本文抜粋:
以前のtokyo.cljで話した内容ですが、Stormを使った不正アクセス検知の仕組みの実装をちゃんと作りなおしてみたので、ここに詳細書いておきます。
最近またリスト型攻撃が増えてきているようで、対策に頭を悩まされているエンジニアも少なくないのではないでしょうか。リスト型攻撃はファイアウォールやWAFで防ぐことが難しく、インテリジェントな判断が必要になります。
そこで、複数のサイトからログインのログ(Database)をリアルタイムで収集し、リスト型アクセスっぽいものを解析しアラートを、監視コンソールにあげるという仕組みをプロトタイプとして作ってみました。
ログインログの収集
ログインログは、ユーザのログイン試行時に、各Webアプリのデータベースのテーブルにその成否が書き込まれる想定です。
create table login_log (
logined_at timestamp not null,
account varchar2(100) not null,
ip_address varchar2(15) not null,
success char(1) not null);
これを既存のWebアプリに変更を加えることなく、取得するにはデータベースのEvent機能を使うとよいです。
Oracleの場合、DBMS_ALERTを使うと、Webアプリとは別コネクションで、テーブルへの更新がリアルタイムに取得できるようになります。

課題:
不正アクセス検知についての本文では、Oracleでテーブルへの更新をリアルタイムに取得するために何を使うとよいとされていますか？ 次の資料は本文の内容と関係がありません。

[保存済みデータ項目]
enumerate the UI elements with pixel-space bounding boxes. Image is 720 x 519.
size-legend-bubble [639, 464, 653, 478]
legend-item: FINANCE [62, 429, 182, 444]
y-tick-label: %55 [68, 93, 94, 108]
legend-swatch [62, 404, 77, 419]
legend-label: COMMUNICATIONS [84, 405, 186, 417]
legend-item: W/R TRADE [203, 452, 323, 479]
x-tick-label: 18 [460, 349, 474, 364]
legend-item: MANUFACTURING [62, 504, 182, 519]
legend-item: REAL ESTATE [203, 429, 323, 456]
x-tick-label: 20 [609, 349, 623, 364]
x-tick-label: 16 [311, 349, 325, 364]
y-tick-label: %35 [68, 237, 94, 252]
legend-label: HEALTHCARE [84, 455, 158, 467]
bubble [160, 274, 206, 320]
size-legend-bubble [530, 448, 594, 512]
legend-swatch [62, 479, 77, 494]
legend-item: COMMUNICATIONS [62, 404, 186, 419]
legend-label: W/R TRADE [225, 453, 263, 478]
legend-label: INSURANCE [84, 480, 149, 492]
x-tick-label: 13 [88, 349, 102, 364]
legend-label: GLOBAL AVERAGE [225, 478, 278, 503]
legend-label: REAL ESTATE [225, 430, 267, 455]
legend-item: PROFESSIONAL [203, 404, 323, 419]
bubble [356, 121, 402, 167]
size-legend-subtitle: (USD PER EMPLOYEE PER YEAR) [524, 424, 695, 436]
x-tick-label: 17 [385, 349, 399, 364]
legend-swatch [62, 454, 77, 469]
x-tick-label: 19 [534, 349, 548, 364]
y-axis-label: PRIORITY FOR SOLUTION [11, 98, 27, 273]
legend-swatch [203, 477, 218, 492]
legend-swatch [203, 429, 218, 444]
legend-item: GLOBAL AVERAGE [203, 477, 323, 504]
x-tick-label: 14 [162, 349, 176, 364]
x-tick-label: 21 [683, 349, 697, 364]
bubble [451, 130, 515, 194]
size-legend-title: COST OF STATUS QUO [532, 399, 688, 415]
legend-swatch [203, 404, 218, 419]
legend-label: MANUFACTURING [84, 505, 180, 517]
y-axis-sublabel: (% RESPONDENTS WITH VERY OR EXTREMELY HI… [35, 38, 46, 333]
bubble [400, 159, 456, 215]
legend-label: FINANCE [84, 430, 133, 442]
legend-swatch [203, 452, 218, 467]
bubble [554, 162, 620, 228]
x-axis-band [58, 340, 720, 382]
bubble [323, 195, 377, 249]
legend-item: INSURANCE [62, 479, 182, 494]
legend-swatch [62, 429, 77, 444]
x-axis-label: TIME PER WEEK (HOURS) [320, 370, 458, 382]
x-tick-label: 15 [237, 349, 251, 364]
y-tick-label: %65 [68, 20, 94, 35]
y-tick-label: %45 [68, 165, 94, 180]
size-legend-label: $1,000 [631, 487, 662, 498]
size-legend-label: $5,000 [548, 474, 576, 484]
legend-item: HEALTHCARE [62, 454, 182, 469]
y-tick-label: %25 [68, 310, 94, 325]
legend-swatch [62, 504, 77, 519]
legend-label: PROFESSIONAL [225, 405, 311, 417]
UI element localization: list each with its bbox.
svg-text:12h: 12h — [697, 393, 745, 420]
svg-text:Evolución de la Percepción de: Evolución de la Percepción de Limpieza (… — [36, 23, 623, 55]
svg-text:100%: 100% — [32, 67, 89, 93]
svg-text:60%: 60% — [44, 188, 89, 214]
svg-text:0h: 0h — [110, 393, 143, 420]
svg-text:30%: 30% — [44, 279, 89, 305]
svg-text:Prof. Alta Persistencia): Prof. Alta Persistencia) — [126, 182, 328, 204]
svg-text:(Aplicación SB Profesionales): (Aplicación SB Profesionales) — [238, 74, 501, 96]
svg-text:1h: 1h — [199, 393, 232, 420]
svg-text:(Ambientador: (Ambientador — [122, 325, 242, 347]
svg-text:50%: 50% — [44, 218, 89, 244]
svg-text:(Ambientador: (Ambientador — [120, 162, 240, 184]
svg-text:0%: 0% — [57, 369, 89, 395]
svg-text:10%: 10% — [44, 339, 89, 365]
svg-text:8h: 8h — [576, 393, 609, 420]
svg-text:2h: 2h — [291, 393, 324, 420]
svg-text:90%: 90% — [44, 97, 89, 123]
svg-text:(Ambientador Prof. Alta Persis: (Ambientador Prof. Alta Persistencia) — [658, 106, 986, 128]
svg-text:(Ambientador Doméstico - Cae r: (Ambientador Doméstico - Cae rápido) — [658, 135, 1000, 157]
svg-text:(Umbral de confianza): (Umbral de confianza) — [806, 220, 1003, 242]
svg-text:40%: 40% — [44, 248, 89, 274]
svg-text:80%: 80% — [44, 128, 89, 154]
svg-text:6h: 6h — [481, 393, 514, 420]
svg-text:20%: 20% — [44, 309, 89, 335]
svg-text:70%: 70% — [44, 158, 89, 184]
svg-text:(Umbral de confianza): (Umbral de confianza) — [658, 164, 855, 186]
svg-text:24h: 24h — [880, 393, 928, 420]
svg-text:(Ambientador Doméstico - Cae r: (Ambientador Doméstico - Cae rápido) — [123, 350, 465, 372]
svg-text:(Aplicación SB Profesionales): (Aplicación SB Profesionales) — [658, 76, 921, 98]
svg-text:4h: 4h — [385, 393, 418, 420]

演習結果:
DBMS_ALERTです。